* **Work to be completed**: Please copy every line of the records below that holds the word "Procedures".

* **Material to process**:
————
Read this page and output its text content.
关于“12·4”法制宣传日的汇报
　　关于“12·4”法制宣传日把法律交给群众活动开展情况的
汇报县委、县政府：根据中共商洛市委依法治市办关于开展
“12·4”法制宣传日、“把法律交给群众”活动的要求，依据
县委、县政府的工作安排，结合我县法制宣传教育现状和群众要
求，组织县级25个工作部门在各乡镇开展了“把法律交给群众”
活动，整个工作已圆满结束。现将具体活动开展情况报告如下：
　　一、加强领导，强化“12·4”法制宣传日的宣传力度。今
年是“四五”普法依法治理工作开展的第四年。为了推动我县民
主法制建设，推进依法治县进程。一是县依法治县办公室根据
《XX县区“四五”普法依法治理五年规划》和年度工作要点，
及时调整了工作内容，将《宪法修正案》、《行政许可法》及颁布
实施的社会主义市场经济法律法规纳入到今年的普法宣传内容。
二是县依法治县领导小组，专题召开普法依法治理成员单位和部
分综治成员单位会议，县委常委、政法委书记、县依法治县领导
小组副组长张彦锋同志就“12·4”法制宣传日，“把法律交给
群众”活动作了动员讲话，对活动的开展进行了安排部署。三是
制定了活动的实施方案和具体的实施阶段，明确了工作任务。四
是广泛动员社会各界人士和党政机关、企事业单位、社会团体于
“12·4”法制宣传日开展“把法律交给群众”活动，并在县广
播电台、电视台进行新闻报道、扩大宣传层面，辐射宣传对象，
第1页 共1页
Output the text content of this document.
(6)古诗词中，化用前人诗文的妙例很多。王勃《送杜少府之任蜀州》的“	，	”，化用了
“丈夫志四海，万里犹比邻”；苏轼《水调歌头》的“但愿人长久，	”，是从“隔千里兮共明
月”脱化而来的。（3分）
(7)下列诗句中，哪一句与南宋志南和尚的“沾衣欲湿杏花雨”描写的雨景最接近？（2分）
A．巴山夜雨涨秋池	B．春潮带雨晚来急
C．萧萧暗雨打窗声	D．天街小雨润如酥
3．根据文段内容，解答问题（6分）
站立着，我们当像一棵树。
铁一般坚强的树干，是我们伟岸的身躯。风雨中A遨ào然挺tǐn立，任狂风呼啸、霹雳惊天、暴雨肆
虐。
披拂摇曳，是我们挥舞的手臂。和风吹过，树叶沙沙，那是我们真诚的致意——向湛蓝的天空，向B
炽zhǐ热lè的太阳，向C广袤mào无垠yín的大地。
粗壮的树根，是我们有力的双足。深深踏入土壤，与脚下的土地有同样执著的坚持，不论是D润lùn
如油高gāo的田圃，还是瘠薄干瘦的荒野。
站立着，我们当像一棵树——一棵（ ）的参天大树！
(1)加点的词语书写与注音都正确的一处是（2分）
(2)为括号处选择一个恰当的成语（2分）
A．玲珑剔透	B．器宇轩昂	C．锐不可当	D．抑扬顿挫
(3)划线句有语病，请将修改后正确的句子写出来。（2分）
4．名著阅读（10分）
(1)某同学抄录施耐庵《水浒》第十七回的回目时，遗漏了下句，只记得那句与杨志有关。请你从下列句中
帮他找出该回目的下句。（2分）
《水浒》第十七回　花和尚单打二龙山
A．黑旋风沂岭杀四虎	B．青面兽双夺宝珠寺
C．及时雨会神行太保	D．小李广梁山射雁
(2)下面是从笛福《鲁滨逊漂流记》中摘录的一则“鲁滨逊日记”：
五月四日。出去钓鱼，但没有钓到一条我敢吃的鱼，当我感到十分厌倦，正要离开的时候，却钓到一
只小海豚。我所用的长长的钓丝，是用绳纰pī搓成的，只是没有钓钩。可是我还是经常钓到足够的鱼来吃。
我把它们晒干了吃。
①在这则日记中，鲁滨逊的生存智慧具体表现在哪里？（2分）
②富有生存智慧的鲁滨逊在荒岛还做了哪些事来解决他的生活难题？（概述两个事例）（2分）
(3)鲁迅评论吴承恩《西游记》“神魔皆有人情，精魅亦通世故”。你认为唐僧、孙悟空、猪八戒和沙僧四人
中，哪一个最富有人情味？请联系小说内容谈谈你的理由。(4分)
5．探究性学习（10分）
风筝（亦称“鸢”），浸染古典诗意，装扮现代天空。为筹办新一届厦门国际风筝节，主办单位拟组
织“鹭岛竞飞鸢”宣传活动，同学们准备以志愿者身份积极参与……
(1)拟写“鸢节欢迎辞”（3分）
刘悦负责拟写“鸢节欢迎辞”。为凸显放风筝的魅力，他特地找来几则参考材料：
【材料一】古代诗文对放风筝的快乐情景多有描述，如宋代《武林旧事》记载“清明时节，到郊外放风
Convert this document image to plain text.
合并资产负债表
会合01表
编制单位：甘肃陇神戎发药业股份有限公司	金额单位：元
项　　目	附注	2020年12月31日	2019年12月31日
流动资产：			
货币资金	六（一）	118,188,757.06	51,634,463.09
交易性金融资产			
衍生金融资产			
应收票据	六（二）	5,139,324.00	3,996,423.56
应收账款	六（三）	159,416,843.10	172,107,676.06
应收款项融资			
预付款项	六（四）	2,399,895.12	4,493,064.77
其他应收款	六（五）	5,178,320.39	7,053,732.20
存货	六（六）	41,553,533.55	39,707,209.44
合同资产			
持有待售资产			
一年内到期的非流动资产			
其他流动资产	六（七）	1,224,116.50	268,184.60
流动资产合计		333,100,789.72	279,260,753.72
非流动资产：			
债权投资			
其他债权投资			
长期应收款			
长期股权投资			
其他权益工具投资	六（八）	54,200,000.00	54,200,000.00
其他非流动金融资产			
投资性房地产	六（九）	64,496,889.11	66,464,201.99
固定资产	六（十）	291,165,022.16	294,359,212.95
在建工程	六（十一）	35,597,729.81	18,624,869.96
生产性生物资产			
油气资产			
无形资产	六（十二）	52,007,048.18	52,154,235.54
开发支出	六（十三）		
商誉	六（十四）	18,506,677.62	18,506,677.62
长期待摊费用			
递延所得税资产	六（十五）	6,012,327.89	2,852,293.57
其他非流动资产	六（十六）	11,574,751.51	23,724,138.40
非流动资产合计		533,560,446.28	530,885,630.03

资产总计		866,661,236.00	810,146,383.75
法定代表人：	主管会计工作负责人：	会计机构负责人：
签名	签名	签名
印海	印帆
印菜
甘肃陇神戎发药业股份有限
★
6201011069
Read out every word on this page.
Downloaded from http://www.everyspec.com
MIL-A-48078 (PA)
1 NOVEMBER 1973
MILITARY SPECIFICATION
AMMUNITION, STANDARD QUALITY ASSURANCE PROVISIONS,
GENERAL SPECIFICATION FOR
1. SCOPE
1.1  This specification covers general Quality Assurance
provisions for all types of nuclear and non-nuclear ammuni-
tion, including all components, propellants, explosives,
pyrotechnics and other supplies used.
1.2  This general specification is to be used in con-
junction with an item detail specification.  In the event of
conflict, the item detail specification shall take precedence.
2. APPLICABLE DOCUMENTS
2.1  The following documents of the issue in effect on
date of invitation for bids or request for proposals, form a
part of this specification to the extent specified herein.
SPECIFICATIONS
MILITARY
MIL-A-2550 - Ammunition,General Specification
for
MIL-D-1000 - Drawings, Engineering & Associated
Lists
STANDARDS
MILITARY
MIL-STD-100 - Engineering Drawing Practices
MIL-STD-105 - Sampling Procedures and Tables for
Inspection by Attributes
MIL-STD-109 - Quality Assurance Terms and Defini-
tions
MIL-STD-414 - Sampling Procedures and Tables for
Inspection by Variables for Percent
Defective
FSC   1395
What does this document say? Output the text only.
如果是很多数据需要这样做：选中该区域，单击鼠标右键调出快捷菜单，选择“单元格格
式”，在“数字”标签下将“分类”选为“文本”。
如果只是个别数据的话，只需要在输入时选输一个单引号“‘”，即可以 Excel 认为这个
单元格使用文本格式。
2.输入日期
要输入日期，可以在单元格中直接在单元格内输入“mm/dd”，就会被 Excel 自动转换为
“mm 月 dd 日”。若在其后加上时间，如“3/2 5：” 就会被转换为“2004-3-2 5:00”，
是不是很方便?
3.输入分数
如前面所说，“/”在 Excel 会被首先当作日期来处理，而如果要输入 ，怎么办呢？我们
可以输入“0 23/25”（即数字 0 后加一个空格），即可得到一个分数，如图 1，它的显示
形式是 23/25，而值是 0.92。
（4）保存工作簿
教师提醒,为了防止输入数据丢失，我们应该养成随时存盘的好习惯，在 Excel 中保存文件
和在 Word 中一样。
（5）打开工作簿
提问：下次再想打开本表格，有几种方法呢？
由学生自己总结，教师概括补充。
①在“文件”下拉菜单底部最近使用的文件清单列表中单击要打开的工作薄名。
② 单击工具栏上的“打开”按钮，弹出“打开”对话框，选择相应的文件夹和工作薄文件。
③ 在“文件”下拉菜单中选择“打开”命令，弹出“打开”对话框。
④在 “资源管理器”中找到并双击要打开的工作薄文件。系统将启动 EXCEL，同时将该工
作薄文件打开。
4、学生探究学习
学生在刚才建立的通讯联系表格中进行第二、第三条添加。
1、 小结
————
* **The solution**:
MIL-STD-105 - Sampling Procedures and Tables for
MIL-STD-414 - Sampling Procedures and Tables for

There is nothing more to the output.